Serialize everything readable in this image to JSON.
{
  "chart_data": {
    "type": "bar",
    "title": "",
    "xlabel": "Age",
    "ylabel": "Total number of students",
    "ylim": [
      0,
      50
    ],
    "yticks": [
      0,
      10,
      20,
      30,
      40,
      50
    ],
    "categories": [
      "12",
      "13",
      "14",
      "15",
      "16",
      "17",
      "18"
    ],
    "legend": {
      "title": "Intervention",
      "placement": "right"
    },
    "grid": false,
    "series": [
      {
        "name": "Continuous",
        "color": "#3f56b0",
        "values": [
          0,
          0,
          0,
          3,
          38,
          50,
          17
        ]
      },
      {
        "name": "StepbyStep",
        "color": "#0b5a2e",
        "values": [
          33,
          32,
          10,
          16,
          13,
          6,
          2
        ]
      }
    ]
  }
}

Task statement - Transcribe the whole listing exactly.

Task result -
Serialize everything readable in this image to JSON.
{
  "chart_data": {
    "type": "bar",
    "title": "",
    "xlabel": "Age",
    "ylabel": "Total number of students",
    "ylim": [
      0,
      50
    ],
    "yticks": [
      0,
      10,
      20,
      30,
      40,
      50
    ],
    "categories": [
      "12",
      "13",
      "14",
      "15",
      "16",
      "17",
      "18"
    ],
    "legend": {
      "title": "Intervention",
      "placement": "right"
    },
    "grid": false,
    "series": [
      {
        "name": "Continuous",
        "color": "#3f56b0",
        "values": [
          0,
          0,
          0,
          3,
          38,
          50,
          17
        ]
      },
      {
        "name": "StepbyStep",
        "color": "#0b5a2e",
        "values": [
          33,
          32,
          10,
          16,
          13,
          6,
          2
        ]
      }
    ]
  }
}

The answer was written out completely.